# Your goal
Rewrite the rows below, replacing every occurrence of "y-tick-mark" with "y-axis-tick" and leaving everything else unchanged.

# Element box annotations
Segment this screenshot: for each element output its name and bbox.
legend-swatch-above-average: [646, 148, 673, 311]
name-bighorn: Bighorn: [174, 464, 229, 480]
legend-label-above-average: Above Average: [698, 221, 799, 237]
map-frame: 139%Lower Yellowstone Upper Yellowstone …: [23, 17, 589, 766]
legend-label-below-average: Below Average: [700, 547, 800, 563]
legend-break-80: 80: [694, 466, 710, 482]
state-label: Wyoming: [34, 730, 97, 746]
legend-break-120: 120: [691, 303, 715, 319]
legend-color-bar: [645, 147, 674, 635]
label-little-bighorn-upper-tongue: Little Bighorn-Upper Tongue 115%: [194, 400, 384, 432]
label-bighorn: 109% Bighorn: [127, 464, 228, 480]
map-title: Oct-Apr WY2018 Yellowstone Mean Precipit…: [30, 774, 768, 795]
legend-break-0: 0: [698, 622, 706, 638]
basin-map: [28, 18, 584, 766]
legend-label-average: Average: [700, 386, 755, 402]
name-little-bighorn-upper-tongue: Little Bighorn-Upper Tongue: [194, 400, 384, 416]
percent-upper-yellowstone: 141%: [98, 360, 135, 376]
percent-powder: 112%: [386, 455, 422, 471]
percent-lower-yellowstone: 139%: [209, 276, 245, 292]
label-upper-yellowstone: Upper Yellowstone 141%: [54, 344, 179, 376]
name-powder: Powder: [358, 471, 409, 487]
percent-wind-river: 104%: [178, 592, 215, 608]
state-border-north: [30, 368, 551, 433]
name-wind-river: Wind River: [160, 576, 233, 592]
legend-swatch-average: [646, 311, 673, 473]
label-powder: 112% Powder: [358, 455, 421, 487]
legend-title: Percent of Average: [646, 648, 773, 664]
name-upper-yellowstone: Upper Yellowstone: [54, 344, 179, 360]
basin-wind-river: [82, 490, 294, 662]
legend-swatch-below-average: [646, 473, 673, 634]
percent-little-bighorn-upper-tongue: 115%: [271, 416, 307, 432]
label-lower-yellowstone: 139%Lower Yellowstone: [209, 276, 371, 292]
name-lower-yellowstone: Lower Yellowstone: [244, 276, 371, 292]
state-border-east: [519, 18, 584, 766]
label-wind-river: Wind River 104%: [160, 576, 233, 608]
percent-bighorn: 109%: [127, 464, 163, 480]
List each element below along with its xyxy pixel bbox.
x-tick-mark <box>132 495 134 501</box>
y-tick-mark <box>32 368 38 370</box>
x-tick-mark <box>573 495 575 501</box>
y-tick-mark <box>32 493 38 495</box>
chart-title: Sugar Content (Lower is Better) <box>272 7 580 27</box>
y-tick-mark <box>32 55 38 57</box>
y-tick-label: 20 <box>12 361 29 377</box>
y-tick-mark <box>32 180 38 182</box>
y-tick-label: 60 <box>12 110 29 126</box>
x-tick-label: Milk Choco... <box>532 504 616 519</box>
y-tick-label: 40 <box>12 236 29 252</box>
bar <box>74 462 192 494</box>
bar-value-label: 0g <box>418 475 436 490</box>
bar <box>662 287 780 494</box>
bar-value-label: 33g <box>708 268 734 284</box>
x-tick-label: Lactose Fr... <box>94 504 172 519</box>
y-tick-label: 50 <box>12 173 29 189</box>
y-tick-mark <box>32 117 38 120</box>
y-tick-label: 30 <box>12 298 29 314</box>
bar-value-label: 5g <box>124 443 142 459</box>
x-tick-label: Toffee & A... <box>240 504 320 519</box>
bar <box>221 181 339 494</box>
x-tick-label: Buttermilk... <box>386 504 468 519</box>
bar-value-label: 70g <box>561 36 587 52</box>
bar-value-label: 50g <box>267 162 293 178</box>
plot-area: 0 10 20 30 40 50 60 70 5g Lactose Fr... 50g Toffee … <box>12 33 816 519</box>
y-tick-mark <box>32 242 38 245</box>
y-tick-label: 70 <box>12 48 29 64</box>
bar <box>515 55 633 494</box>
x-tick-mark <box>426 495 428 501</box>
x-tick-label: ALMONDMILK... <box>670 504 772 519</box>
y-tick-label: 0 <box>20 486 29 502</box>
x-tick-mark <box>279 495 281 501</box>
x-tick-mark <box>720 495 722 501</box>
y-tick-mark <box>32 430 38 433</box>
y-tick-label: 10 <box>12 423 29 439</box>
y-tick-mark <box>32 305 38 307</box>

# Response
Segment this screenshot: for each element output its name and bbox.
legend-swatch-above-average: [646, 148, 673, 311]
name-bighorn: Bighorn: [174, 464, 229, 480]
legend-label-above-average: Above Average: [698, 221, 799, 237]
map-frame: 139%Lower Yellowstone Upper Yellowstone …: [23, 17, 589, 766]
legend-label-below-average: Below Average: [700, 547, 800, 563]
legend-break-80: 80: [694, 466, 710, 482]
state-label: Wyoming: [34, 730, 97, 746]
legend-break-120: 120: [691, 303, 715, 319]
legend-color-bar: [645, 147, 674, 635]
label-little-bighorn-upper-tongue: Little Bighorn-Upper Tongue 115%: [194, 400, 384, 432]
label-bighorn: 109% Bighorn: [127, 464, 228, 480]
map-title: Oct-Apr WY2018 Yellowstone Mean Precipit…: [30, 774, 768, 795]
legend-break-0: 0: [698, 622, 706, 638]
basin-map: [28, 18, 584, 766]
legend-label-average: Average: [700, 386, 755, 402]
name-little-bighorn-upper-tongue: Little Bighorn-Upper Tongue: [194, 400, 384, 416]
percent-upper-yellowstone: 141%: [98, 360, 135, 376]
percent-powder: 112%: [386, 455, 422, 471]
percent-lower-yellowstone: 139%: [209, 276, 245, 292]
label-upper-yellowstone: Upper Yellowstone 141%: [54, 344, 179, 376]
name-powder: Powder: [358, 471, 409, 487]
percent-wind-river: 104%: [178, 592, 215, 608]
state-border-north: [30, 368, 551, 433]
name-wind-river: Wind River: [160, 576, 233, 592]
legend-swatch-average: [646, 311, 673, 473]
label-powder: 112% Powder: [358, 455, 421, 487]
legend-title: Percent of Average: [646, 648, 773, 664]
name-upper-yellowstone: Upper Yellowstone: [54, 344, 179, 360]
basin-wind-river: [82, 490, 294, 662]
legend-swatch-below-average: [646, 473, 673, 634]
percent-little-bighorn-upper-tongue: 115%: [271, 416, 307, 432]
label-lower-yellowstone: 139%Lower Yellowstone: [209, 276, 371, 292]
name-lower-yellowstone: Lower Yellowstone: [244, 276, 371, 292]
state-border-east: [519, 18, 584, 766]
label-wind-river: Wind River 104%: [160, 576, 233, 608]
percent-bighorn: 109%: [127, 464, 163, 480]
List each element below along with its xyxy pixel bbox.
x-tick-mark <box>132 495 134 501</box>
y-axis-tick <box>32 368 38 370</box>
x-tick-mark <box>573 495 575 501</box>
y-axis-tick <box>32 493 38 495</box>
chart-title: Sugar Content (Lower is Better) <box>272 7 580 27</box>
y-axis-tick <box>32 55 38 57</box>
y-tick-label: 20 <box>12 361 29 377</box>
y-axis-tick <box>32 180 38 182</box>
y-tick-label: 60 <box>12 110 29 126</box>
x-tick-label: Milk Choco... <box>532 504 616 519</box>
y-tick-label: 40 <box>12 236 29 252</box>
bar <box>74 462 192 494</box>
bar-value-label: 0g <box>418 475 436 490</box>
bar <box>662 287 780 494</box>
bar-value-label: 33g <box>708 268 734 284</box>
x-tick-label: Lactose Fr... <box>94 504 172 519</box>
y-tick-label: 50 <box>12 173 29 189</box>
y-axis-tick <box>32 117 38 120</box>
y-tick-label: 30 <box>12 298 29 314</box>
bar-value-label: 5g <box>124 443 142 459</box>
x-tick-label: Toffee & A... <box>240 504 320 519</box>
bar <box>221 181 339 494</box>
x-tick-label: Buttermilk... <box>386 504 468 519</box>
bar-value-label: 70g <box>561 36 587 52</box>
bar-value-label: 50g <box>267 162 293 178</box>
plot-area: 0 10 20 30 40 50 60 70 5g Lactose Fr... 50g Toffee … <box>12 33 816 519</box>
y-axis-tick <box>32 242 38 245</box>
y-tick-label: 70 <box>12 48 29 64</box>
bar <box>515 55 633 494</box>
x-tick-mark <box>426 495 428 501</box>
x-tick-label: ALMONDMILK... <box>670 504 772 519</box>
y-tick-label: 0 <box>20 486 29 502</box>
x-tick-mark <box>279 495 281 501</box>
x-tick-mark <box>720 495 722 501</box>
y-axis-tick <box>32 430 38 433</box>
y-tick-label: 10 <box>12 423 29 439</box>
y-axis-tick <box>32 305 38 307</box>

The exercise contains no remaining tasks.